◆ **Goal**
Copy, from the entries below, each line where the word "вижу" can be found.

□ □ □ □ □ □ □

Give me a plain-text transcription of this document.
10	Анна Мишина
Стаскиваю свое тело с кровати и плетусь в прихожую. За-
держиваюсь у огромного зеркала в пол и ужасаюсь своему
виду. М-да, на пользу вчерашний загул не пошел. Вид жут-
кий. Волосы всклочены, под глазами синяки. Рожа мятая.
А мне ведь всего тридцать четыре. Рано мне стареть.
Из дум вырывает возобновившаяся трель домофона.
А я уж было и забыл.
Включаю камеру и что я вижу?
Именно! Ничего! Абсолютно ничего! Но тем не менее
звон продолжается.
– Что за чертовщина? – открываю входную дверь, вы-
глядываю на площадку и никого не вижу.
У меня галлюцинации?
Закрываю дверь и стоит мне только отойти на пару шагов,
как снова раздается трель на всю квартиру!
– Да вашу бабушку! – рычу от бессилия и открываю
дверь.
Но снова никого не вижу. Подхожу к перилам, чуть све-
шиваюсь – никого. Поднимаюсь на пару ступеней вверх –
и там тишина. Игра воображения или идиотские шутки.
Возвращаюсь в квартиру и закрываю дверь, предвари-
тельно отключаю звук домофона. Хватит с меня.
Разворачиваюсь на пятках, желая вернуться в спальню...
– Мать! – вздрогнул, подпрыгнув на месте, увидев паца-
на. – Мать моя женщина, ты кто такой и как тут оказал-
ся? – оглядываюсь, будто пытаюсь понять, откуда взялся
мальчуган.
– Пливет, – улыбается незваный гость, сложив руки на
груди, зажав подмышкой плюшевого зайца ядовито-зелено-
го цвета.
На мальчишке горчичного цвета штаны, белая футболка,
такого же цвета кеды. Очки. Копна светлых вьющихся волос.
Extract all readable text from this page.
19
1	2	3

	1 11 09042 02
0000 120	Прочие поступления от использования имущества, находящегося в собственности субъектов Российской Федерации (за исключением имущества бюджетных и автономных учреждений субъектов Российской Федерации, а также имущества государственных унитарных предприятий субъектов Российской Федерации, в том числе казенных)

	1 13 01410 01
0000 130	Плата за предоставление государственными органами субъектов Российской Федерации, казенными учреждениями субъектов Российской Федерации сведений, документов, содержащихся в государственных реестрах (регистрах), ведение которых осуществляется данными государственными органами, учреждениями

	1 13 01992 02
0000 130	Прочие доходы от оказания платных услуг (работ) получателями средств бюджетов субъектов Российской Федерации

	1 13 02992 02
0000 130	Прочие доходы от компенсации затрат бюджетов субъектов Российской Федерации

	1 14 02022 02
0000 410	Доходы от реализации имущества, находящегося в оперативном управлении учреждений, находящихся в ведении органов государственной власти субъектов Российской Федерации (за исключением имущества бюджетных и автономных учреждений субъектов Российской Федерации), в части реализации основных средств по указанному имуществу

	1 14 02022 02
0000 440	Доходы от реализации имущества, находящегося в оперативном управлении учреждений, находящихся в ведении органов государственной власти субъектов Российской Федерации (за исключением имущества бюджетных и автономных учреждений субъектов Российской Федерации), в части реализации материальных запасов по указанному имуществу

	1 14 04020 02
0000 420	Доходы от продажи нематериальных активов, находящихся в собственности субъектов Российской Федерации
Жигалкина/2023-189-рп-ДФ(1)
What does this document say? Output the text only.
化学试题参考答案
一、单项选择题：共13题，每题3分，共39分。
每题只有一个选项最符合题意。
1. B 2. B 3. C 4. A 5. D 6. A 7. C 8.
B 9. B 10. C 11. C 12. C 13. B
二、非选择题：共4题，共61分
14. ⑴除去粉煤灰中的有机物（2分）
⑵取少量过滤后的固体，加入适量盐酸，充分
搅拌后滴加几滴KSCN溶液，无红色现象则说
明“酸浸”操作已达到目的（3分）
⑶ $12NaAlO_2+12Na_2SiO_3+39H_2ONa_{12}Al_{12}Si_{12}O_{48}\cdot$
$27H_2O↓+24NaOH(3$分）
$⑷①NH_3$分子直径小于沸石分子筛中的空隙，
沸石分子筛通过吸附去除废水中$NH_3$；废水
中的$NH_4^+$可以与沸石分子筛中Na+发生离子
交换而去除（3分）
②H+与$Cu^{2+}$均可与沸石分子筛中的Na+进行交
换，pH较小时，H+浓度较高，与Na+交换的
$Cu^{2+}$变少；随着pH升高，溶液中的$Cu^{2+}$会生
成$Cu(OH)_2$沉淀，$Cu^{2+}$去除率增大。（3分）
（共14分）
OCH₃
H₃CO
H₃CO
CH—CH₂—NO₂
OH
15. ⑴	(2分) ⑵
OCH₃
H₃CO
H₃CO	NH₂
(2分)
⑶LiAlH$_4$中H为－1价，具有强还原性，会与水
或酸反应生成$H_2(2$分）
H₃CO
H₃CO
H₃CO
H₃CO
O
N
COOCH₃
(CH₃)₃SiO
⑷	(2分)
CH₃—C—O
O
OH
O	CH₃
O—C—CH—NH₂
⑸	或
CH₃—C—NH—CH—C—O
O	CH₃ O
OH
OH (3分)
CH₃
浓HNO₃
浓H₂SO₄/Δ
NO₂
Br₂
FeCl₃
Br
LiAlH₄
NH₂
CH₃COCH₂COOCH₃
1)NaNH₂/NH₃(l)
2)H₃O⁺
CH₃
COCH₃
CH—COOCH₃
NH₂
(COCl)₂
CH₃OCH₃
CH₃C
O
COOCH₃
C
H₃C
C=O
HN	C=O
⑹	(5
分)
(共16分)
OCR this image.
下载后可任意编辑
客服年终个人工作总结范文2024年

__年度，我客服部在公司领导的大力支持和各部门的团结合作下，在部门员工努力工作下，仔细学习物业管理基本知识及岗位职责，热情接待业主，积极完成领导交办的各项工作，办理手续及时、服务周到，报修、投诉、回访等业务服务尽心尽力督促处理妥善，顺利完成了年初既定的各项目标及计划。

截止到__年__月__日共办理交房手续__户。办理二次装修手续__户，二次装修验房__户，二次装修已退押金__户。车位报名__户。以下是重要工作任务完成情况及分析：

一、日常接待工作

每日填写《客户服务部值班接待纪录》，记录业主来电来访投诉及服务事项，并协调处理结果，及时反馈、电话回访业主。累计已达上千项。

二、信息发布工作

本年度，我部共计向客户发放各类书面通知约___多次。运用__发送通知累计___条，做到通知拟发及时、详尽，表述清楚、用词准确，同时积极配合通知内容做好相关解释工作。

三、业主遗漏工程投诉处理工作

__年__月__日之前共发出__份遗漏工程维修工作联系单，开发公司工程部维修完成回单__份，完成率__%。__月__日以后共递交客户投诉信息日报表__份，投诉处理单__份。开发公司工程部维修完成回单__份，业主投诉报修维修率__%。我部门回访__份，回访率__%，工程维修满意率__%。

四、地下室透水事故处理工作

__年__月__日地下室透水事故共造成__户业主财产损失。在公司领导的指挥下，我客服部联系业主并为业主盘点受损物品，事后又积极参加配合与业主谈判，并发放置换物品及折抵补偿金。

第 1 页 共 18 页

□ □ □ □ □ □ □

◆ **Expected answer**
Включаю камеру и что я вижу?
глядываю на площадку и никого не вижу.
Но снова никого не вижу. Подхожу к перилам, чуть све-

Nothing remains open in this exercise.